-- start Recorded information --

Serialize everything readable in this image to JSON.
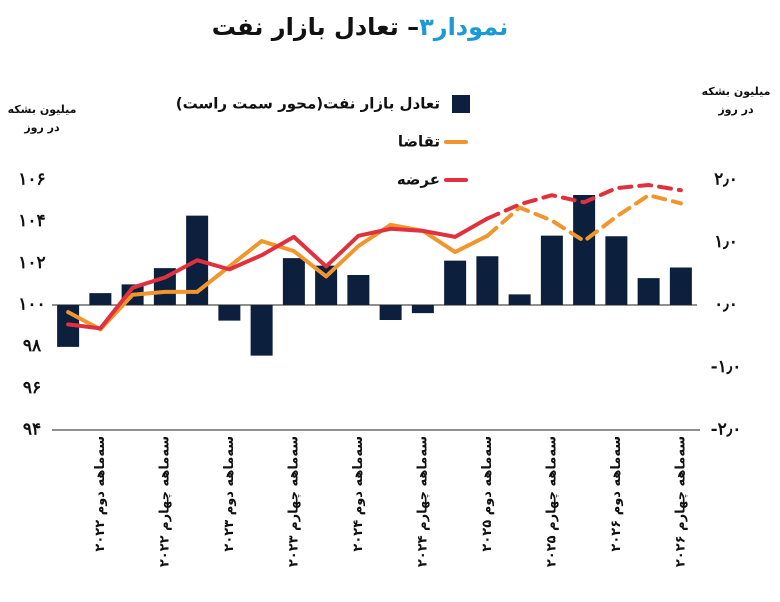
{
  "chart_data": {
    "type": "combo",
    "title": [
      "نمودار۳",
      "– تعادل بازار نفت"
    ],
    "title_colors": [
      "#1a9ad6",
      "#111111"
    ],
    "y_label": [
      "میلیون بشکه",
      "در روز"
    ],
    "y2_label": [
      "میلیون بشکه",
      "در روز"
    ],
    "categories": [
      null,
      "سه‌ماهه دوم ۲۰۲۲",
      null,
      "سه‌ماهه چهارم ۲۰۲۲",
      null,
      "سه‌ماهه دوم ۲۰۲۳",
      null,
      "سه‌ماهه چهارم ۲۰۲۳",
      null,
      "سه‌ماهه دوم ۲۰۲۴",
      null,
      "سه‌ماهه چهارم ۲۰۲۴",
      null,
      "سه‌ماهه دوم ۲۰۲۵",
      null,
      "سه‌ماهه چهارم ۲۰۲۵",
      null,
      "سه‌ماهه دوم ۲۰۲۶",
      null,
      "سه‌ماهه چهارم ۲۰۲۶"
    ],
    "ylim": [
      94,
      106
    ],
    "yticks": [
      {
        "value": 94,
        "label": "۹۴"
      },
      {
        "value": 96,
        "label": "۹۶"
      },
      {
        "value": 98,
        "label": "۹۸"
      },
      {
        "value": 100,
        "label": "۱۰۰"
      },
      {
        "value": 102,
        "label": "۱۰۲"
      },
      {
        "value": 104,
        "label": "۱۰۴"
      },
      {
        "value": 106,
        "label": "۱۰۶"
      }
    ],
    "y2lim": [
      -2,
      2
    ],
    "y2ticks": [
      {
        "value": -2,
        "label": "-۲٫۰"
      },
      {
        "value": -1,
        "label": "-۱٫۰"
      },
      {
        "value": 0,
        "label": "۰٫۰"
      },
      {
        "value": 1,
        "label": "۱٫۰"
      },
      {
        "value": 2,
        "label": "۲٫۰"
      }
    ],
    "series": [
      {
        "name": "تعادل بازار نفت(محور سمت راست)",
        "type": "bar",
        "axis": "y2",
        "color": "#0c1f3d",
        "values": [
          -0.67,
          0.19,
          0.33,
          0.59,
          1.43,
          -0.25,
          -0.81,
          0.75,
          0.63,
          0.48,
          -0.24,
          -0.13,
          0.71,
          0.78,
          0.17,
          1.11,
          1.76,
          1.1,
          0.43,
          0.6
        ]
      },
      {
        "name": "تقاضا",
        "type": "line",
        "color": "#f0962d",
        "dashed_from_index": 13,
        "values": [
          99.66,
          98.83,
          100.49,
          100.63,
          100.63,
          101.85,
          103.07,
          102.59,
          101.37,
          102.83,
          103.85,
          103.56,
          102.54,
          103.32,
          104.68,
          104.05,
          103.07,
          104.24,
          105.27,
          104.88
        ]
      },
      {
        "name": "عرضه",
        "type": "line",
        "color": "#e0313f",
        "dashed_from_index": 13,
        "values": [
          99.07,
          98.88,
          100.83,
          101.32,
          102.15,
          101.71,
          102.39,
          103.27,
          101.85,
          103.32,
          103.66,
          103.56,
          103.27,
          104.15,
          104.83,
          105.27,
          104.93,
          105.61,
          105.76,
          105.51
        ]
      }
    ]
  }
}
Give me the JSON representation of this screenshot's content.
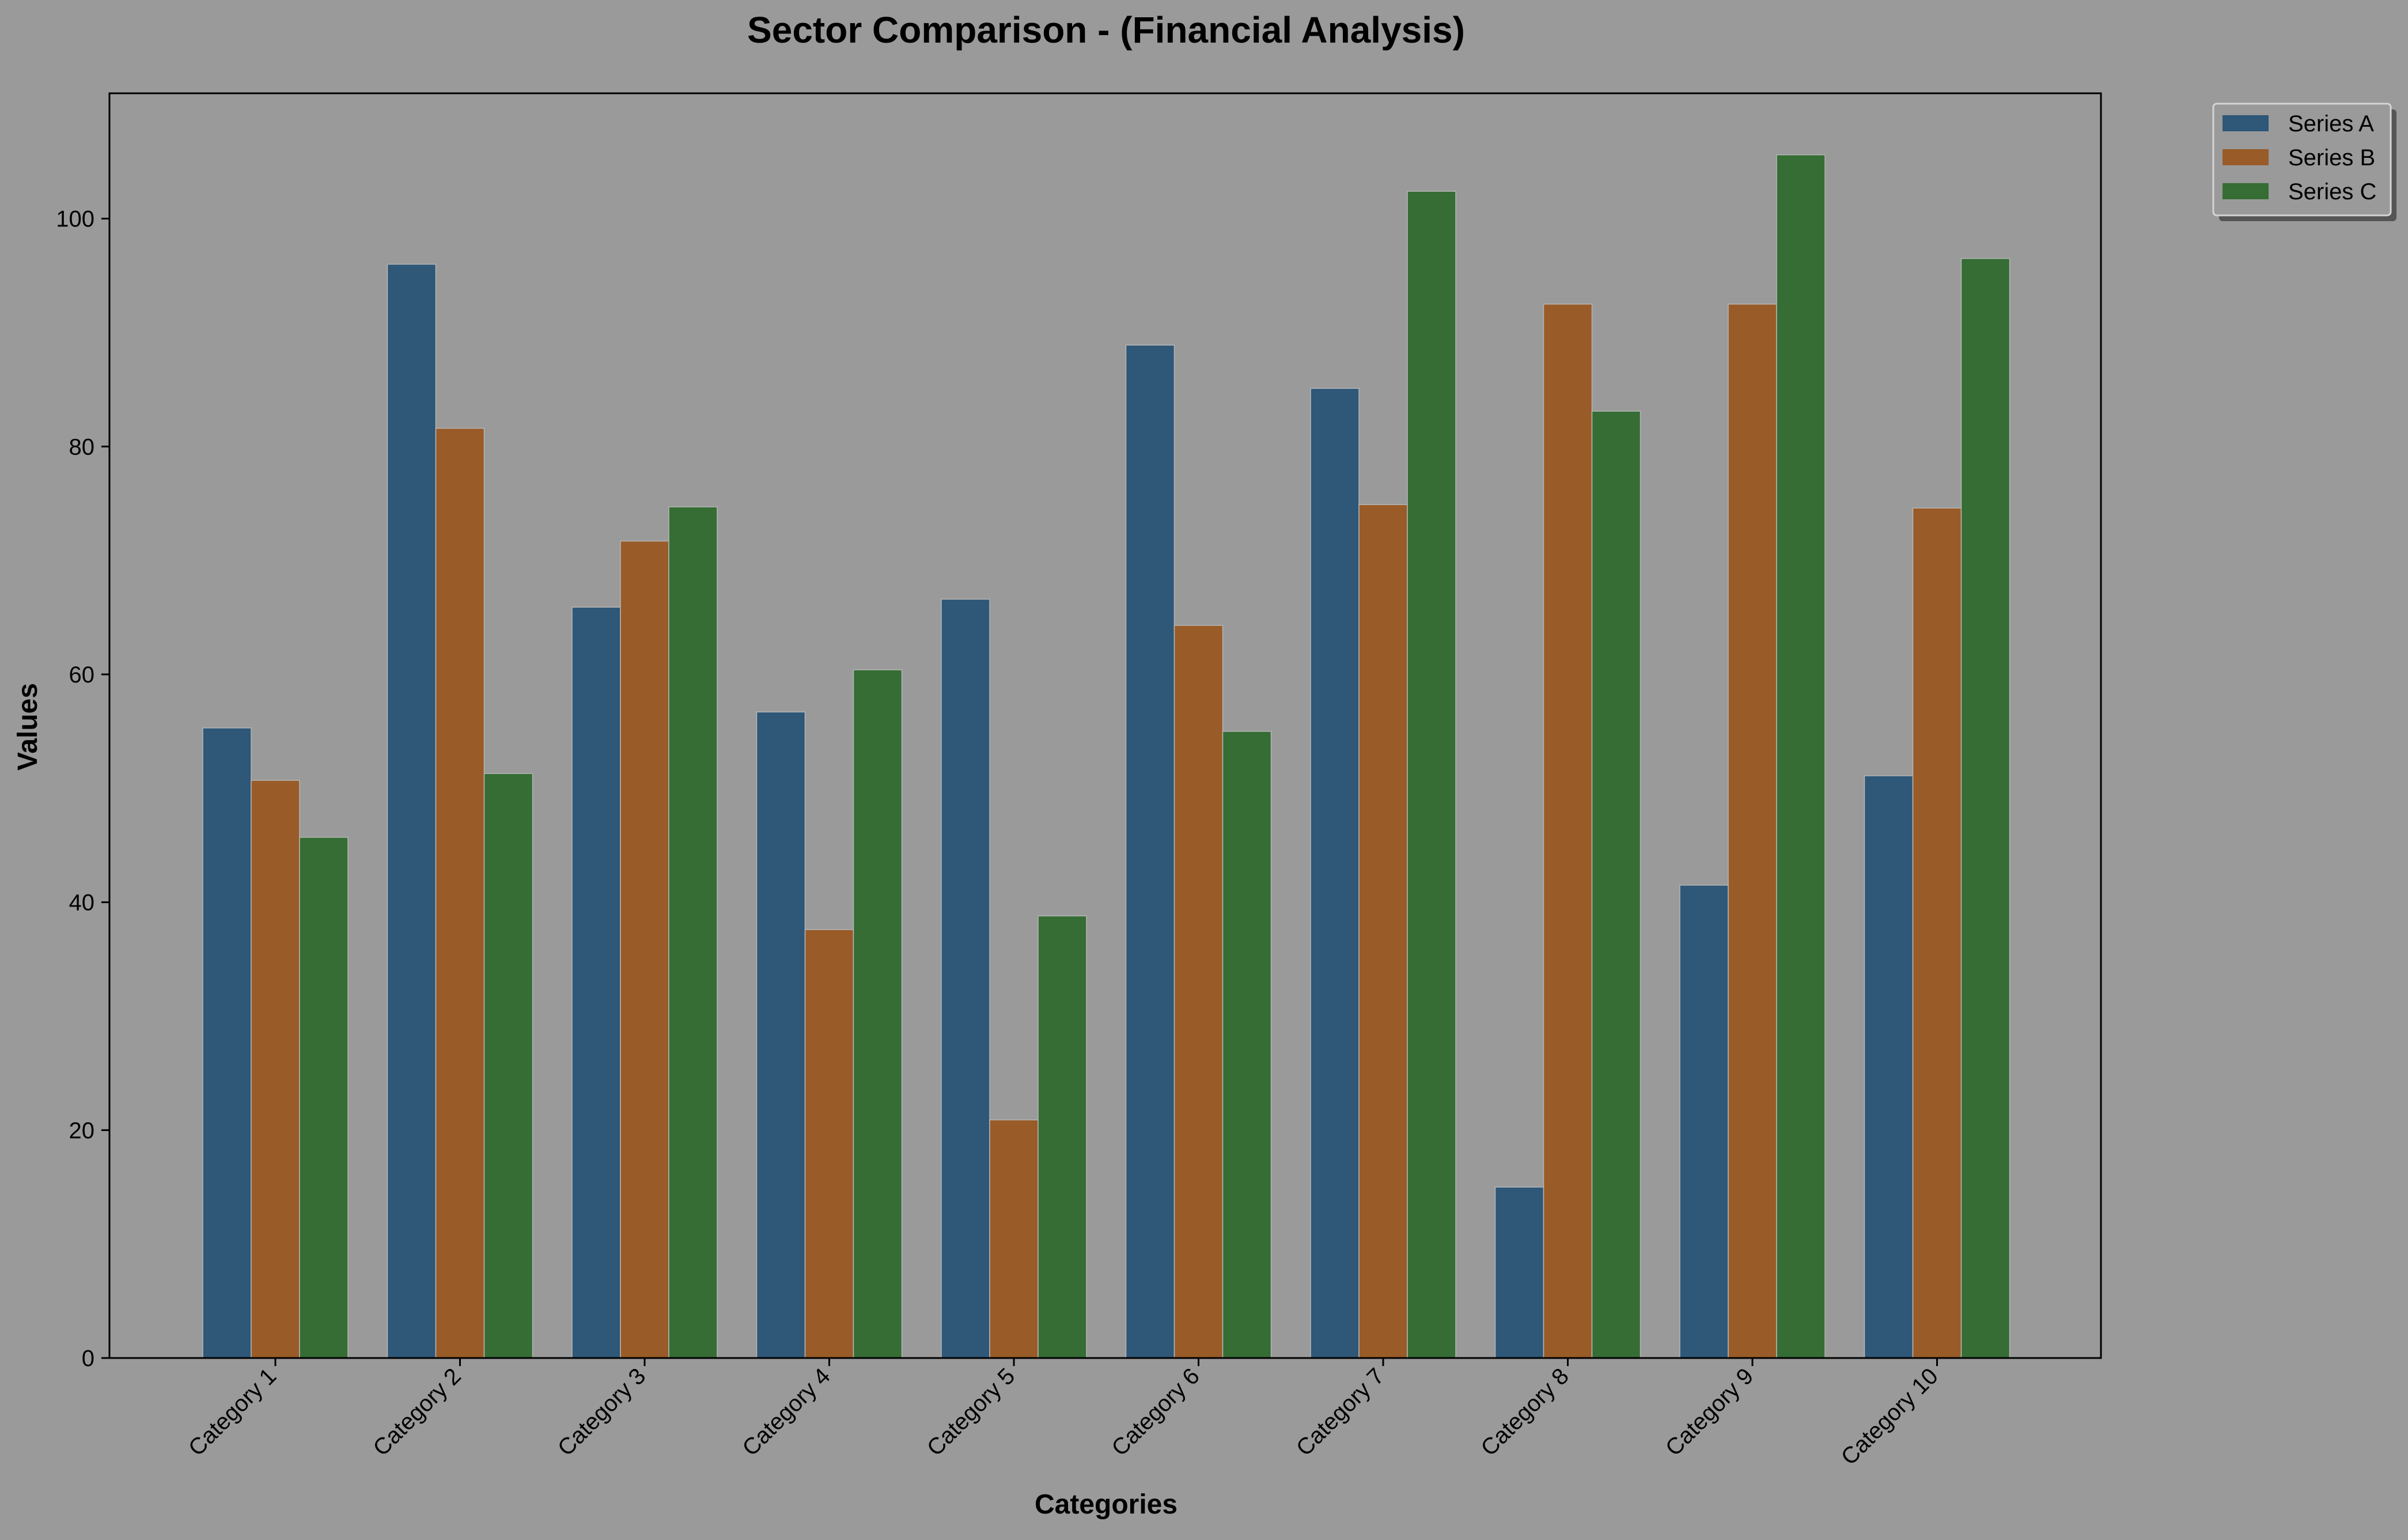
{
  "chart_data": {
    "type": "bar",
    "title": "Sector Comparison - (Financial Analysis)",
    "xlabel": "Categories",
    "ylabel": "Values",
    "categories": [
      "Category 1",
      "Category 2",
      "Category 3",
      "Category 4",
      "Category 5",
      "Category 6",
      "Category 7",
      "Category 8",
      "Category 9",
      "Category 10"
    ],
    "series": [
      {
        "name": "Series A",
        "color": "#2e5778",
        "values": [
          55.3,
          96.0,
          65.9,
          56.7,
          66.6,
          88.9,
          85.1,
          15.0,
          41.5,
          51.1
        ]
      },
      {
        "name": "Series B",
        "color": "#995b28",
        "values": [
          50.7,
          81.6,
          71.7,
          37.6,
          20.9,
          64.3,
          74.9,
          92.5,
          92.5,
          74.6
        ]
      },
      {
        "name": "Series C",
        "color": "#356d34",
        "values": [
          45.7,
          51.3,
          74.7,
          60.4,
          38.8,
          55.0,
          102.4,
          83.1,
          105.6,
          96.5
        ]
      }
    ],
    "ylim": [
      0,
      111
    ],
    "yticks": [
      0,
      20,
      40,
      60,
      80,
      100
    ],
    "grid": false,
    "legend_position": "outside-top-right",
    "background_color": "#9a9a9a"
  }
}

-- end Recorded information --

#### To be done:
Return all lines of the material above in which the word "this" occurs.

#### Reply:
Serialize everything readable in this image to JSON.
Give me the JSON representation of this screenshot's content.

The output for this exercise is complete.